- _Task prompt_
List each line holding the string "PRESET".

- _Items_

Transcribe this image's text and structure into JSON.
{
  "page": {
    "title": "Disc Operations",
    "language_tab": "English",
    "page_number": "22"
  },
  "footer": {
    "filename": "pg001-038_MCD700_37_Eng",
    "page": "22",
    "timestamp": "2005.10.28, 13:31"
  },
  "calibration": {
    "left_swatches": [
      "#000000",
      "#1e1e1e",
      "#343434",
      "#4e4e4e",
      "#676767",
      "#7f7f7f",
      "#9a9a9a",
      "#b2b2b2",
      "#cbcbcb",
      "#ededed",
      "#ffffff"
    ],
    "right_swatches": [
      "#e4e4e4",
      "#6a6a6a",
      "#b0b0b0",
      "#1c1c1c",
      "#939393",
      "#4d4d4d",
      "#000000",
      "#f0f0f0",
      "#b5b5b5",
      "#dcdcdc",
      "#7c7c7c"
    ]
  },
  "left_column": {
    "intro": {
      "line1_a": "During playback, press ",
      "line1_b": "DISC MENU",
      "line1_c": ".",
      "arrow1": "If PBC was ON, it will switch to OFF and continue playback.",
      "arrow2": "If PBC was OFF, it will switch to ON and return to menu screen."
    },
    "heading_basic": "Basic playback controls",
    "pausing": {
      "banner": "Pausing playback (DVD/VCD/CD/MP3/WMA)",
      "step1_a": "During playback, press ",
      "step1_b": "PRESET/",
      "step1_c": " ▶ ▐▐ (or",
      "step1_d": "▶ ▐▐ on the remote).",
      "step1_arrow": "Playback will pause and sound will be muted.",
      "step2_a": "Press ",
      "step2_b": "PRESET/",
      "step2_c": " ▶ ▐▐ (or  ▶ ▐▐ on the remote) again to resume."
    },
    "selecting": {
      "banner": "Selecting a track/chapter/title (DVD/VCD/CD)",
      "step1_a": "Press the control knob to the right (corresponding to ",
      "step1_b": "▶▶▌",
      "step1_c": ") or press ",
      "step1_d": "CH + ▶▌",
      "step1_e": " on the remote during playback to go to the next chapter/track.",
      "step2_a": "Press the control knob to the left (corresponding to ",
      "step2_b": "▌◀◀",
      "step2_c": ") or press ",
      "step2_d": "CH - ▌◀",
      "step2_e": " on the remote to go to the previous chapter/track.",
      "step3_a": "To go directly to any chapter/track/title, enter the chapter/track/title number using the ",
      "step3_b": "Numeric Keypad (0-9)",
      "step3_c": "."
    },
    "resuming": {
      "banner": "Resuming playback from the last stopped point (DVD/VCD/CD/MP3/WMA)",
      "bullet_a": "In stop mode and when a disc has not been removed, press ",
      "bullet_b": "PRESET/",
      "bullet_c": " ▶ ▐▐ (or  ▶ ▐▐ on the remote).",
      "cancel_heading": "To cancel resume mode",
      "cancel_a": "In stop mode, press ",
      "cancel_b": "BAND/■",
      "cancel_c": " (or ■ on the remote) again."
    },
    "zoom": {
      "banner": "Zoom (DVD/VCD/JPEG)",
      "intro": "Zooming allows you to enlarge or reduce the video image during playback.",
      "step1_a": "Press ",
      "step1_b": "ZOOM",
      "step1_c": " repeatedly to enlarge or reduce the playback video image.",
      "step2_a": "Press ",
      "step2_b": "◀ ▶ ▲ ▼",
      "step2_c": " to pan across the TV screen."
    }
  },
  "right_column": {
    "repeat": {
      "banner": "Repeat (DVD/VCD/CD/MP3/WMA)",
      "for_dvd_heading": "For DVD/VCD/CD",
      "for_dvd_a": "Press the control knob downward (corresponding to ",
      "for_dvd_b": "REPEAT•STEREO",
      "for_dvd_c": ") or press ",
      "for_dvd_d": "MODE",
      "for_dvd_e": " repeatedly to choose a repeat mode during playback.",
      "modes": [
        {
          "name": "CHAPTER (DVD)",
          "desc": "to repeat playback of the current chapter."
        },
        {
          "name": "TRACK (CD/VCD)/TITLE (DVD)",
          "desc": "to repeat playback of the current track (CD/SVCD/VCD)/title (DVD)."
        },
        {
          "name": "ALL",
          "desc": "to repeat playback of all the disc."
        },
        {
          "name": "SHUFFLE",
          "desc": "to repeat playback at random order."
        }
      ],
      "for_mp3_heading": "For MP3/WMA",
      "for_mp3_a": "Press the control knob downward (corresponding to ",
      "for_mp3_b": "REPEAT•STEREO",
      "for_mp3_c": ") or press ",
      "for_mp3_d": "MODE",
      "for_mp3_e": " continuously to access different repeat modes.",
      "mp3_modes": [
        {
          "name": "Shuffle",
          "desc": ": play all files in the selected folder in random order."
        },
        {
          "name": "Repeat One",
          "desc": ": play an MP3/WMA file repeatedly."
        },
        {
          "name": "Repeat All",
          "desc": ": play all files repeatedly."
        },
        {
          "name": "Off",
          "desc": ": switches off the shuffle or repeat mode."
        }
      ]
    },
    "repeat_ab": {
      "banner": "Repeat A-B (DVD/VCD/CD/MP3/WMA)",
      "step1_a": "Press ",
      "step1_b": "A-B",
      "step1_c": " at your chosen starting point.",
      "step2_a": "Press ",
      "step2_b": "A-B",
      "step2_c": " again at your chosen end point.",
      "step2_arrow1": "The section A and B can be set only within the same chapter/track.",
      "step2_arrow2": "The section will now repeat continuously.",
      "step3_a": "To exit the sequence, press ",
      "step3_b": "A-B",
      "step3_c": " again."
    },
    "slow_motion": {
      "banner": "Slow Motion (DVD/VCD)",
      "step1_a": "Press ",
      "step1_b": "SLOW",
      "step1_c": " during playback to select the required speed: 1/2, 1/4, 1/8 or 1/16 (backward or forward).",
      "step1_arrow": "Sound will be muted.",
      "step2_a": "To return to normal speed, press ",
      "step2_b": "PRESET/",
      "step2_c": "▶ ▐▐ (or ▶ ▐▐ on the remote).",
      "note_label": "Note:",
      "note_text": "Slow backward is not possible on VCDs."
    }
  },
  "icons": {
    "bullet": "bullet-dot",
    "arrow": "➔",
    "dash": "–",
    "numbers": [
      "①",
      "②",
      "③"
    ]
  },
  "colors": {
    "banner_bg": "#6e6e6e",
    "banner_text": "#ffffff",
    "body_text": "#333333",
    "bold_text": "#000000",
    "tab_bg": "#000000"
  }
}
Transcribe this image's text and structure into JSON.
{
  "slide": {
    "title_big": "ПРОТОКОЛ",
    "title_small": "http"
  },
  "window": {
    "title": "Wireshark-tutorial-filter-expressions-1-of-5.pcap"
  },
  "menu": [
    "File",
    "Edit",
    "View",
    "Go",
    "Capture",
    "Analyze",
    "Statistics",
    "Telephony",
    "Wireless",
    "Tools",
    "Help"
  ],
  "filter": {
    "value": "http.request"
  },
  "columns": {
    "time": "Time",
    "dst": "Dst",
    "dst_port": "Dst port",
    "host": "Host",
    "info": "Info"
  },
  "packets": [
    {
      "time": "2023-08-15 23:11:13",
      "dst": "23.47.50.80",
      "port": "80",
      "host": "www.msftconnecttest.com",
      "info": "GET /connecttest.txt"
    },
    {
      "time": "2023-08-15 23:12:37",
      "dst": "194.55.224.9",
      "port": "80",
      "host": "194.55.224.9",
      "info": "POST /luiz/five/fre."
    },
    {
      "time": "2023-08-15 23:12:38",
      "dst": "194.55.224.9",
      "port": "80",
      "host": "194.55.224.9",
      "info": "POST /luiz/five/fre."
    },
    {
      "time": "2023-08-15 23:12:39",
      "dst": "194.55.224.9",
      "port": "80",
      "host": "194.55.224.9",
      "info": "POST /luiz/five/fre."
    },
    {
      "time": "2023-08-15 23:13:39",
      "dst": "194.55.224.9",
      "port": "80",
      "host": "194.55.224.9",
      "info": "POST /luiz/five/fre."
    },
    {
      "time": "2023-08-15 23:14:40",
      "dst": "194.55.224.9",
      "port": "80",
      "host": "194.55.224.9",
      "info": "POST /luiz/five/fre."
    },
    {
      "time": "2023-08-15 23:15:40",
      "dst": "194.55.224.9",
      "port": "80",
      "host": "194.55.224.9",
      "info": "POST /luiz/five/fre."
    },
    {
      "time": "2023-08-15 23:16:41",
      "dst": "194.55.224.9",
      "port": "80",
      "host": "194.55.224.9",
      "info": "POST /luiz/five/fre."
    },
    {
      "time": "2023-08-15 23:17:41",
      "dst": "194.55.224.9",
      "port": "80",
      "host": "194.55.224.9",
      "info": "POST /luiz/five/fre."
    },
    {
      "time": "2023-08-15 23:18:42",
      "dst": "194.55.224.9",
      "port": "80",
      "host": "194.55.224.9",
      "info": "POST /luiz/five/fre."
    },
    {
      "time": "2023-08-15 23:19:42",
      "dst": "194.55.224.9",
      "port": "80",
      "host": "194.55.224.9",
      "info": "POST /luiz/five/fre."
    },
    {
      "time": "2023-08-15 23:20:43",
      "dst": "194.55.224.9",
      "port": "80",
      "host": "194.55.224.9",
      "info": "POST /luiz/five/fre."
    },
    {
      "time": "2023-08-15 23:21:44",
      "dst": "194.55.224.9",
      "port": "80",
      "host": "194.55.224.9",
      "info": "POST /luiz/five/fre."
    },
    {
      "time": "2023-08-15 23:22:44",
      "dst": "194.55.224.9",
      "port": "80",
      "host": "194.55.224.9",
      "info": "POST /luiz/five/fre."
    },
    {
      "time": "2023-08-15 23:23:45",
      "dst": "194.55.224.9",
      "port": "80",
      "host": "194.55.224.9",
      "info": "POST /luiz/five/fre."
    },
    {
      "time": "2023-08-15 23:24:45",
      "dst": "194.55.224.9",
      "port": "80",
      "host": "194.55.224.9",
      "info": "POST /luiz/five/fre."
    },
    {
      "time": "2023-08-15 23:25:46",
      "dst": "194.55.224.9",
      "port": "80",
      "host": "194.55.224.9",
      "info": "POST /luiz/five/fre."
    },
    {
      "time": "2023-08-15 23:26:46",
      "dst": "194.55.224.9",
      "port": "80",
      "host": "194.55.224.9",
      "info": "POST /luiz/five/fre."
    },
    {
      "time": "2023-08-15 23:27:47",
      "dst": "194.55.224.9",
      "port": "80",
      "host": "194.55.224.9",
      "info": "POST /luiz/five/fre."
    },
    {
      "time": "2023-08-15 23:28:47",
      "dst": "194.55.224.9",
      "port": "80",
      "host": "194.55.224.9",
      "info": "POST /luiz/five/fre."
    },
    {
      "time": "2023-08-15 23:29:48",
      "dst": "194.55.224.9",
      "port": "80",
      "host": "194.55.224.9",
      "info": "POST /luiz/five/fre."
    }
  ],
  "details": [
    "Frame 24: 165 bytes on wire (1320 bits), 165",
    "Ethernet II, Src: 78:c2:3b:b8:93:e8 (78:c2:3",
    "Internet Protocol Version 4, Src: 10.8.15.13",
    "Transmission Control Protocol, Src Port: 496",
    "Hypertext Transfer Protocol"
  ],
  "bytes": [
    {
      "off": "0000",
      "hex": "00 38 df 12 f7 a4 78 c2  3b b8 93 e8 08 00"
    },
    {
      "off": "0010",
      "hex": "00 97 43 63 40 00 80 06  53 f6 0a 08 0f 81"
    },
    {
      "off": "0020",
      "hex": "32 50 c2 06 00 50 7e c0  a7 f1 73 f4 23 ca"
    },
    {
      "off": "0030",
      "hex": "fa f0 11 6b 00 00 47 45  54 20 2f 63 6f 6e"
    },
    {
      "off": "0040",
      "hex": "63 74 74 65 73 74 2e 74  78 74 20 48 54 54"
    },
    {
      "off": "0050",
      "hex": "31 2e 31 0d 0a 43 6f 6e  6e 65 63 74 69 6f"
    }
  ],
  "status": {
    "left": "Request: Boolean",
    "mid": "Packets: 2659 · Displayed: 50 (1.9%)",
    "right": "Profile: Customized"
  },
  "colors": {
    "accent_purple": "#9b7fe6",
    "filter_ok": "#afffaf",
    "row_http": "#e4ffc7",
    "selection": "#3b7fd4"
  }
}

- _Exercise answer_
      "step1_b": "PRESET/",
      "step2_b": "PRESET/",
      "bullet_b": "PRESET/",
      "step2_b": "PRESET/",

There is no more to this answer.